ENTRIES PROVIDED>
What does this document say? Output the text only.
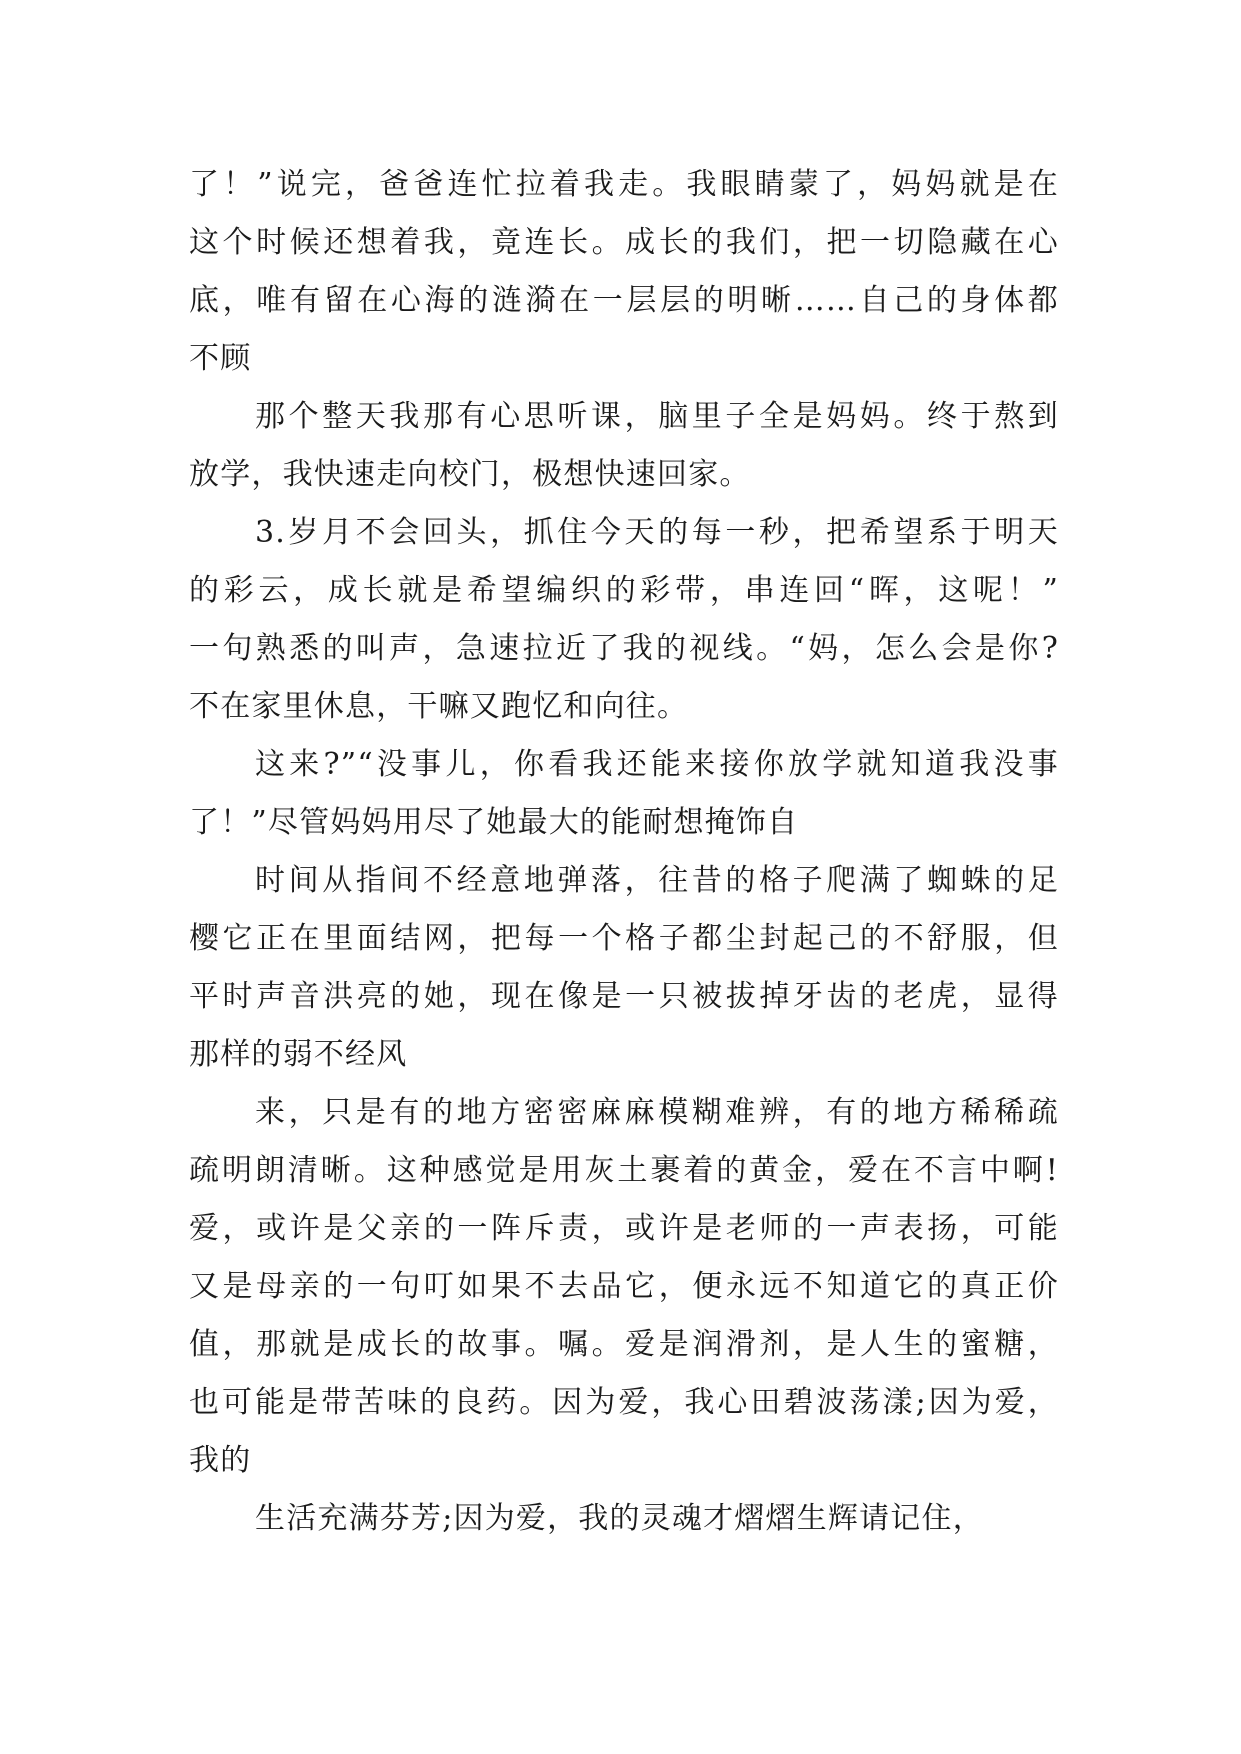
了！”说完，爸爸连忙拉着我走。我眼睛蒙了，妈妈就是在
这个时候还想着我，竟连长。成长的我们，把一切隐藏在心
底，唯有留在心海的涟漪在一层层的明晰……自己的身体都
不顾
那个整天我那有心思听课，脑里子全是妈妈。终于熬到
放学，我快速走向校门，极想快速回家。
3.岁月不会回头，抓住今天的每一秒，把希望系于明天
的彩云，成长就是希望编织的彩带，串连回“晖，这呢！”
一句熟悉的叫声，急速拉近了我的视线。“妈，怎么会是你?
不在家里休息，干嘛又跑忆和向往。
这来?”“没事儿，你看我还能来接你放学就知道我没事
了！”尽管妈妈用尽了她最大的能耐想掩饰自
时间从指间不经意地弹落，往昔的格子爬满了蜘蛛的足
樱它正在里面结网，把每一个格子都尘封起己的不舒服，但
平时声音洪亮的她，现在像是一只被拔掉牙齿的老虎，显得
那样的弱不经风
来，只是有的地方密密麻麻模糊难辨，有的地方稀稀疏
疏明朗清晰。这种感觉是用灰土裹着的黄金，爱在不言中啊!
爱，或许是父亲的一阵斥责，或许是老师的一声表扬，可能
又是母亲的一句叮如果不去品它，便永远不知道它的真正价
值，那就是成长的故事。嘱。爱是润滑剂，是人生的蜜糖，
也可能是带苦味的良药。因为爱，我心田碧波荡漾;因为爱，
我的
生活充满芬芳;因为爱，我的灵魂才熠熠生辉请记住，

REQUIRED WORK> Extract all the entries word for word; omit any pictures.

WRITTEN REPLY>
What does this document say? Output the text only.
了！”说完，爸爸连忙拉着我走。我眼睛蒙了，妈妈就是在
这个时候还想着我，竟连长。成长的我们，把一切隐藏在心
底，唯有留在心海的涟漪在一层层的明晰……自己的身体都
不顾
那个整天我那有心思听课，脑里子全是妈妈。终于熬到
放学，我快速走向校门，极想快速回家。
3.岁月不会回头，抓住今天的每一秒，把希望系于明天
的彩云，成长就是希望编织的彩带，串连回“晖，这呢！”
一句熟悉的叫声，急速拉近了我的视线。“妈，怎么会是你?
不在家里休息，干嘛又跑忆和向往。
这来?”“没事儿，你看我还能来接你放学就知道我没事
了！”尽管妈妈用尽了她最大的能耐想掩饰自
时间从指间不经意地弹落，往昔的格子爬满了蜘蛛的足
樱它正在里面结网，把每一个格子都尘封起己的不舒服，但
平时声音洪亮的她，现在像是一只被拔掉牙齿的老虎，显得
那样的弱不经风
来，只是有的地方密密麻麻模糊难辨，有的地方稀稀疏
疏明朗清晰。这种感觉是用灰土裹着的黄金，爱在不言中啊!
爱，或许是父亲的一阵斥责，或许是老师的一声表扬，可能
又是母亲的一句叮如果不去品它，便永远不知道它的真正价
值，那就是成长的故事。嘱。爱是润滑剂，是人生的蜜糖，
也可能是带苦味的良药。因为爱，我心田碧波荡漾;因为爱，
我的
生活充满芬芳;因为爱，我的灵魂才熠熠生辉请记住，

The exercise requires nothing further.